Image region annotations
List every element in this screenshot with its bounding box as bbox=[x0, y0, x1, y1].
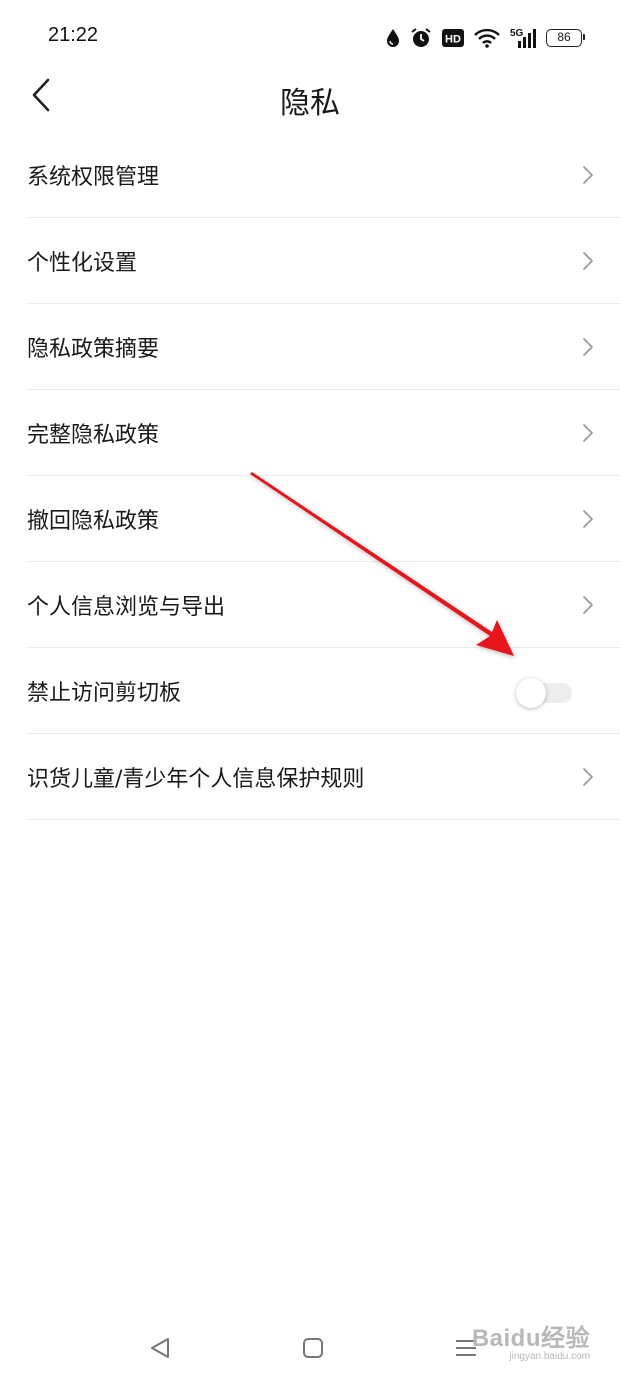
settings-item-withdraw-privacy-policy[interactable]: 撤回隐私政策 bbox=[0, 476, 620, 562]
svg-text:HD: HD bbox=[445, 34, 461, 46]
chevron-right-icon bbox=[583, 252, 593, 270]
nav-back-button[interactable] bbox=[142, 1330, 178, 1366]
settings-item-label: 个性化设置 bbox=[27, 251, 138, 276]
chevron-right-icon bbox=[583, 768, 593, 786]
settings-item-label: 识货儿童/青少年个人信息保护规则 bbox=[27, 767, 365, 792]
page-title: 隐私 bbox=[280, 86, 340, 121]
settings-item-system-permissions[interactable]: 系统权限管理 bbox=[0, 132, 620, 218]
settings-item-full-privacy-policy[interactable]: 完整隐私政策 bbox=[0, 390, 620, 476]
settings-item-label: 系统权限管理 bbox=[27, 165, 160, 190]
battery-icon: 86 bbox=[546, 29, 585, 47]
home-square-icon bbox=[303, 1338, 323, 1358]
block-clipboard-toggle[interactable] bbox=[516, 678, 574, 708]
chevron-right-icon bbox=[583, 510, 593, 528]
settings-item-label: 禁止访问剪切板 bbox=[27, 681, 182, 706]
settings-item-personal-info-export[interactable]: 个人信息浏览与导出 bbox=[0, 562, 620, 648]
status-time: 21:22 bbox=[48, 24, 99, 46]
alarm-icon bbox=[410, 27, 432, 49]
watermark: Baidu经验 jingyan.baidu.com bbox=[472, 1318, 590, 1362]
settings-item-label: 完整隐私政策 bbox=[27, 423, 160, 448]
signal-5g-icon: 5G bbox=[510, 27, 536, 49]
system-nav-bar: Baidu经验 jingyan.baidu.com bbox=[0, 1310, 620, 1386]
nav-header: 隐私 bbox=[0, 74, 620, 122]
drop-icon bbox=[386, 28, 400, 48]
settings-item-personalization[interactable]: 个性化设置 bbox=[0, 218, 620, 304]
settings-item-label: 隐私政策摘要 bbox=[27, 337, 160, 362]
hd-icon: HD bbox=[442, 29, 464, 47]
toggle-knob bbox=[516, 678, 546, 708]
settings-item-block-clipboard: 禁止访问剪切板 bbox=[0, 648, 620, 734]
settings-item-label: 撤回隐私政策 bbox=[27, 509, 160, 534]
settings-item-child-privacy-rules[interactable]: 识货儿童/青少年个人信息保护规则 bbox=[0, 734, 620, 820]
nav-home-button[interactable] bbox=[295, 1330, 331, 1366]
settings-list: 系统权限管理 个性化设置 隐私政策摘要 完整隐私政策 撤回隐私政策 个人信息浏览… bbox=[0, 132, 620, 820]
chevron-right-icon bbox=[583, 338, 593, 356]
chevron-right-icon bbox=[583, 596, 593, 614]
svg-text:5G: 5G bbox=[510, 28, 524, 39]
chevron-right-icon bbox=[583, 166, 593, 184]
back-triangle-icon bbox=[151, 1338, 169, 1358]
status-icons: HD 5G 86 bbox=[386, 24, 585, 52]
watermark-main: Baidu经验 bbox=[471, 1325, 590, 1352]
wifi-icon bbox=[474, 28, 500, 48]
settings-item-label: 个人信息浏览与导出 bbox=[27, 595, 226, 620]
chevron-right-icon bbox=[583, 424, 593, 442]
settings-item-privacy-summary[interactable]: 隐私政策摘要 bbox=[0, 304, 620, 390]
status-bar: 21:22 HD 5G 86 bbox=[0, 0, 620, 74]
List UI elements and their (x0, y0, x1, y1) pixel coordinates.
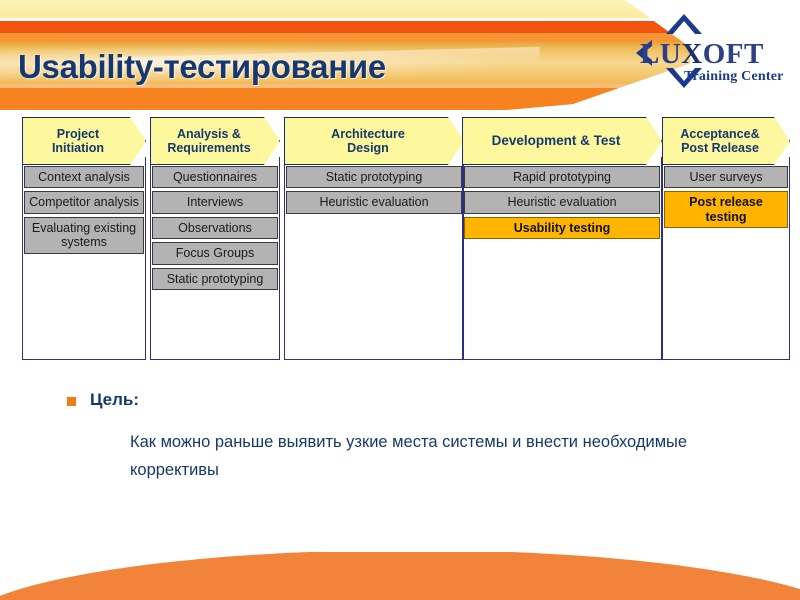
phase-item-list-5: User surveys Post release testing (662, 166, 790, 231)
phase-item[interactable]: Interviews (152, 191, 278, 214)
logo-wordmark: LUXOFT (640, 38, 764, 71)
phase-item-list-3: Static prototyping Heuristic evaluation (284, 166, 464, 217)
process-column-1: Project Initiation Context analysis Competi… (22, 117, 146, 360)
phase-header-line: Development & Test (491, 133, 621, 149)
phase-header-line2: Requirements (167, 141, 251, 155)
phase-item-highlighted[interactable]: Usability testing (464, 216, 660, 240)
phase-item[interactable]: Heuristic evaluation (464, 191, 660, 214)
square-bullet-icon (67, 397, 76, 406)
phase-item[interactable]: Rapid prototyping (464, 166, 660, 189)
phase-item[interactable]: Focus Groups (152, 242, 278, 265)
phase-item[interactable]: Static prototyping (286, 166, 462, 189)
footer-orange-curve (0, 552, 800, 600)
page-title: Usability-тестирование (18, 48, 386, 85)
phase-header-4[interactable]: Development & Test (462, 117, 662, 165)
phase-header-line1: Acceptance& (680, 126, 760, 141)
process-column-3: Architecture Design Static prototyping Heur… (284, 117, 464, 360)
logo-word-part1: LU (640, 38, 682, 70)
slide-header-banner: Usability-тестирование LUXOFT Training C… (0, 0, 800, 112)
phase-header-2[interactable]: Analysis & Requirements (150, 117, 280, 165)
slide-footer-curve (0, 552, 800, 600)
logo-word-x: X (681, 38, 703, 70)
process-column-2: Analysis & Requirements Questionnaires Inte… (150, 117, 280, 360)
phase-header-1[interactable]: Project Initiation (22, 117, 146, 165)
phase-header-line1: Architecture (331, 126, 405, 141)
phase-item[interactable]: Observations (152, 216, 278, 240)
phase-header-line1: Analysis & (177, 126, 241, 141)
phase-item-list-2: Questionnaires Interviews Observations Focu… (150, 166, 280, 293)
phase-header-line2: Design (347, 141, 389, 155)
phase-item[interactable]: Competitor analysis (24, 191, 144, 214)
phase-item[interactable]: Evaluating existing systems (24, 216, 144, 254)
phase-item-list-1: Context analysis Competitor analysis Evalu… (22, 166, 146, 257)
phase-item[interactable]: Static prototyping (152, 267, 278, 290)
process-column-5: Acceptance& Post Release User surveys Post … (662, 117, 790, 360)
phase-header-line2: Initiation (51, 141, 105, 155)
phase-header-3[interactable]: Architecture Design (284, 117, 464, 165)
logo-word-part2: OFT (702, 38, 764, 70)
logo-tagline: Training Center (684, 69, 784, 84)
goal-text: Как можно раньше выявить узкие места сис… (130, 433, 688, 480)
phase-header-line1: Project (56, 126, 100, 141)
process-column-4: Development & Test Rapid prototyping Heuri… (462, 117, 662, 360)
goal-label: Цель: (90, 390, 139, 409)
phase-item[interactable]: Heuristic evaluation (286, 191, 462, 214)
phase-header-5[interactable]: Acceptance& Post Release (662, 117, 790, 165)
luxoft-logo: LUXOFT Training Center (612, 12, 792, 94)
phase-header-line2: Post Release (681, 141, 759, 155)
phase-item[interactable]: User surveys (664, 166, 788, 189)
process-diagram: Project Initiation Context analysis Competi… (22, 117, 790, 360)
phase-item[interactable]: Questionnaires (152, 166, 278, 189)
phase-item-list-4: Rapid prototyping Heuristic evaluation Usa… (462, 166, 662, 242)
phase-item-highlighted[interactable]: Post release testing (664, 191, 788, 229)
chevron-up-icon (666, 14, 702, 34)
phase-item[interactable]: Context analysis (24, 166, 144, 189)
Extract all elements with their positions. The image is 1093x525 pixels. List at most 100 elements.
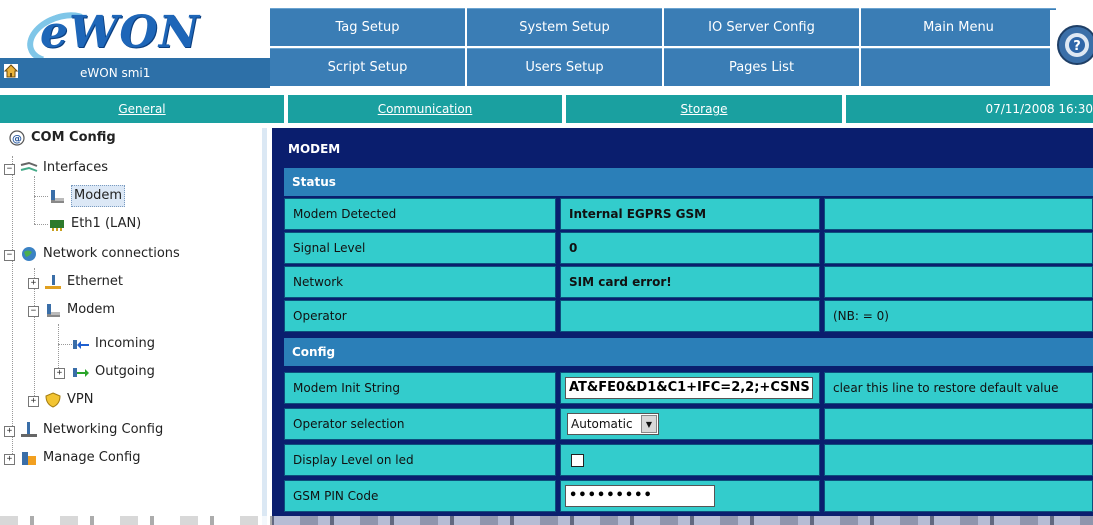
row-label: GSM PIN Code xyxy=(284,480,556,512)
device-name: eWON smi1 xyxy=(80,66,151,80)
modem-init-string-input[interactable]: AT&FE0&D1&C1+IFC=2,2;+CSNS xyxy=(565,377,813,399)
nav-io-server-config[interactable]: IO Server Config xyxy=(664,8,859,46)
row-extra xyxy=(824,198,1093,230)
config-row-display-level: Display Level on led xyxy=(284,444,1093,476)
tree-label-modem-selected: Modem xyxy=(71,185,126,207)
tree-label-vpn: VPN xyxy=(67,392,94,407)
tree-label-networking-config: Networking Config xyxy=(43,422,164,437)
status-row-network: Network SIM card error! xyxy=(284,266,1093,298)
config-group-header: Config xyxy=(284,338,1093,366)
row-extra xyxy=(824,408,1093,440)
status-group-header: Status xyxy=(284,168,1093,196)
row-input-cell: AT&FE0&D1&C1+IFC=2,2;+CSNS xyxy=(560,372,820,404)
outgoing-arrow-icon xyxy=(73,368,89,377)
vpn-shield-icon xyxy=(45,392,61,408)
modem-icon xyxy=(51,190,64,203)
pane-divider[interactable] xyxy=(262,128,267,525)
row-value: SIM card error! xyxy=(560,266,820,298)
ethernet-card-icon xyxy=(50,220,64,231)
expand-ethernet-toggle[interactable]: + xyxy=(28,278,39,289)
manage-config-icon xyxy=(22,452,36,465)
tree-item-outgoing[interactable]: Outgoing xyxy=(72,362,155,382)
tab-storage[interactable]: Storage xyxy=(566,95,842,123)
config-row-operator-selection: Operator selection Automatic ▼ xyxy=(284,408,1093,440)
row-value xyxy=(560,300,820,332)
bottom-overflow-strip xyxy=(0,516,1093,525)
expand-manage-config-toggle[interactable]: + xyxy=(4,454,15,465)
tab-bar: General Communication Storage 07/11/2008… xyxy=(0,95,1093,123)
date-time-display: 07/11/2008 16:30 xyxy=(846,95,1093,123)
row-extra xyxy=(824,266,1093,298)
nav-users-setup[interactable]: Users Setup xyxy=(467,48,662,86)
tree-label-eth1: Eth1 (LAN) xyxy=(71,216,142,231)
globe-icon xyxy=(22,247,36,261)
row-extra xyxy=(824,444,1093,476)
tree-item-interfaces[interactable]: Interfaces xyxy=(20,158,108,178)
row-input-cell: Automatic ▼ xyxy=(560,408,820,440)
nav-tag-setup[interactable]: Tag Setup xyxy=(270,8,465,46)
row-input-cell: ••••••••• xyxy=(560,480,820,512)
nav-script-setup[interactable]: Script Setup xyxy=(270,48,465,86)
row-value: Internal EGPRS GSM xyxy=(560,198,820,230)
config-row-init-string: Modem Init String AT&FE0&D1&C1+IFC=2,2;+… xyxy=(284,372,1093,404)
tree-item-modem[interactable]: Modem xyxy=(48,185,126,207)
row-extra: (NB: = 0) xyxy=(824,300,1093,332)
operator-selection-dropdown[interactable]: Automatic ▼ xyxy=(567,413,659,435)
nav-main-menu[interactable]: Main Menu xyxy=(861,8,1056,46)
nav-pages-list[interactable]: Pages List xyxy=(664,48,859,86)
collapse-network-connections-toggle[interactable]: − xyxy=(4,250,15,261)
tree-root-label: COM Config xyxy=(31,130,116,145)
section-title: MODEM xyxy=(288,142,341,156)
com-config-icon: @ xyxy=(9,130,25,146)
nav-empty-cell xyxy=(861,48,1056,86)
tree-item-manage-config[interactable]: Manage Config xyxy=(20,448,140,468)
tab-general[interactable]: General xyxy=(0,95,284,123)
status-row-operator: Operator (NB: = 0) xyxy=(284,300,1093,332)
status-row-modem-detected: Modem Detected Internal EGPRS GSM xyxy=(284,198,1093,230)
expand-networking-config-toggle[interactable]: + xyxy=(4,426,15,437)
tree-label-interfaces: Interfaces xyxy=(43,160,108,175)
svg-text:?: ? xyxy=(1073,39,1081,54)
tree-label-modem-connection: Modem xyxy=(67,302,116,317)
display-level-checkbox[interactable] xyxy=(571,453,584,467)
tree-item-incoming[interactable]: Incoming xyxy=(72,334,155,354)
tree-item-networking-config[interactable]: Networking Config xyxy=(20,420,163,440)
interfaces-icon xyxy=(20,161,38,172)
tree-item-vpn[interactable]: VPN xyxy=(44,390,93,410)
config-row-gsm-pin: GSM PIN Code ••••••••• xyxy=(284,480,1093,512)
row-label: Network xyxy=(284,266,556,298)
row-extra xyxy=(824,480,1093,512)
tree-item-modem-connection[interactable]: Modem xyxy=(44,300,115,320)
init-string-hint: clear this line to restore default value xyxy=(824,372,1093,404)
networking-config-icon xyxy=(21,422,37,437)
tab-communication[interactable]: Communication xyxy=(288,95,562,123)
main-nav: Tag Setup System Setup IO Server Config … xyxy=(270,8,1056,86)
expand-outgoing-toggle[interactable]: + xyxy=(54,368,65,379)
nav-system-setup[interactable]: System Setup xyxy=(467,8,662,46)
chevron-down-icon[interactable]: ▼ xyxy=(641,415,657,433)
tree-label-outgoing: Outgoing xyxy=(95,364,155,379)
help-gear-area: ? xyxy=(1050,10,1093,86)
config-tree: @ COM Config − Interfaces Modem Eth1 (LA… xyxy=(0,128,262,525)
collapse-modem-toggle[interactable]: − xyxy=(28,306,39,317)
row-input-cell xyxy=(560,444,820,476)
tree-item-network-connections[interactable]: Network connections xyxy=(20,244,180,264)
row-label: Display Level on led xyxy=(284,444,556,476)
row-extra xyxy=(824,232,1093,264)
row-label: Operator selection xyxy=(284,408,556,440)
tree-item-ethernet[interactable]: Ethernet xyxy=(44,272,123,292)
help-gear-icon[interactable]: ? xyxy=(1056,24,1093,66)
home-icon[interactable] xyxy=(4,64,18,78)
row-label: Signal Level xyxy=(284,232,556,264)
modem-config-panel: MODEM Status Modem Detected Internal EGP… xyxy=(272,128,1093,525)
tree-label-ethernet: Ethernet xyxy=(67,274,123,289)
dropdown-selected-value: Automatic xyxy=(571,417,633,431)
tree-root-com-config[interactable]: @ COM Config xyxy=(8,128,116,148)
gsm-pin-input[interactable]: ••••••••• xyxy=(565,485,715,507)
collapse-interfaces-toggle[interactable]: − xyxy=(4,164,15,175)
tree-label-network-connections: Network connections xyxy=(43,246,180,261)
expand-vpn-toggle[interactable]: + xyxy=(28,396,39,407)
row-label: Operator xyxy=(284,300,556,332)
tree-item-eth1[interactable]: Eth1 (LAN) xyxy=(48,214,141,234)
modem-connection-icon xyxy=(47,304,60,317)
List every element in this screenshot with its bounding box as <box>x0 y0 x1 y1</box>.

● WORK REQUIRED
Turn the entries from the line with "phase-item-list-5: User surveys" up to and including the line with "phase-header-line1: Acceptance& (680, 126, 760, 141)" into a numbered list, leaving out any blank lines.

● ANSWER TO THIS TASK
1. phase-item-list-5: User surveys Post release testing (662, 166, 790, 231)
2. phase-item[interactable]: Interviews (152, 191, 278, 214)
3. logo-wordmark: LUXOFT (640, 38, 764, 71)
4. phase-item-list-3: Static prototyping Heuristic evaluation (284, 166, 464, 217)
5. process-column-1: Project Initiation Context analysis Competi… (22, 117, 146, 360)
6. phase-header-line: Development & Test (491, 133, 621, 149)
7. phase-header-line2: Requirements (167, 141, 251, 155)
8. phase-item-highlighted[interactable]: Usability testing (464, 216, 660, 240)
9. phase-item[interactable]: Heuristic evaluation (464, 191, 660, 214)
10. square-bullet-icon (67, 397, 76, 406)
11. phase-item[interactable]: Rapid prototyping (464, 166, 660, 189)
12. phase-item[interactable]: Focus Groups (152, 242, 278, 265)
13. phase-item[interactable]: Static prototyping (286, 166, 462, 189)
14. footer-orange-curve (0, 552, 800, 600)
15. page-title: Usability-тестирование (18, 48, 386, 85)
16. phase-header-4[interactable]: Development & Test (462, 117, 662, 165)
17. phase-header-line1: Acceptance& (680, 126, 760, 141)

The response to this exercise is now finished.